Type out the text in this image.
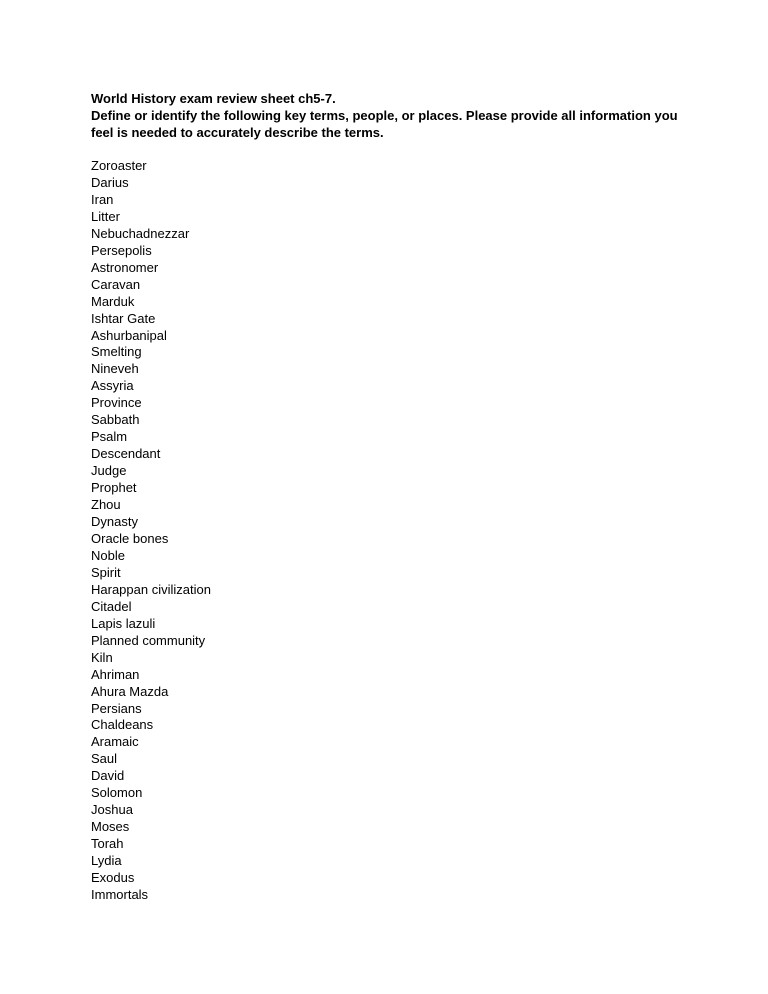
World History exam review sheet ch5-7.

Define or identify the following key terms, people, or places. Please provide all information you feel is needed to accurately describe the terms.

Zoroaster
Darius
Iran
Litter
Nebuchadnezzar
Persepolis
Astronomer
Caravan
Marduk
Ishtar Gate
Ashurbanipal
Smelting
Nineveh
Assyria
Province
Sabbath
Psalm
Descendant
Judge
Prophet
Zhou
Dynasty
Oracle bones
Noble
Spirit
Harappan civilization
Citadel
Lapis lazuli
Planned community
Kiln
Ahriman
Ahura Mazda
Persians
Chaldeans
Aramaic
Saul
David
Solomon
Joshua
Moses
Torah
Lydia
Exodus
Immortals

====

Quote the listing above in full, except for the pictures.

## Output for this task
Type out the text in this image.
World History exam review sheet ch5-7.

Define or identify the following key terms, people, or places. Please provide all information you feel is needed to accurately describe the terms.

Zoroaster
Darius
Iran
Litter
Nebuchadnezzar
Persepolis
Astronomer
Caravan
Marduk
Ishtar Gate
Ashurbanipal
Smelting
Nineveh
Assyria
Province
Sabbath
Psalm
Descendant
Judge
Prophet
Zhou
Dynasty
Oracle bones
Noble
Spirit
Harappan civilization
Citadel
Lapis lazuli
Planned community
Kiln
Ahriman
Ahura Mazda
Persians
Chaldeans
Aramaic
Saul
David
Solomon
Joshua
Moses
Torah
Lydia
Exodus
Immortals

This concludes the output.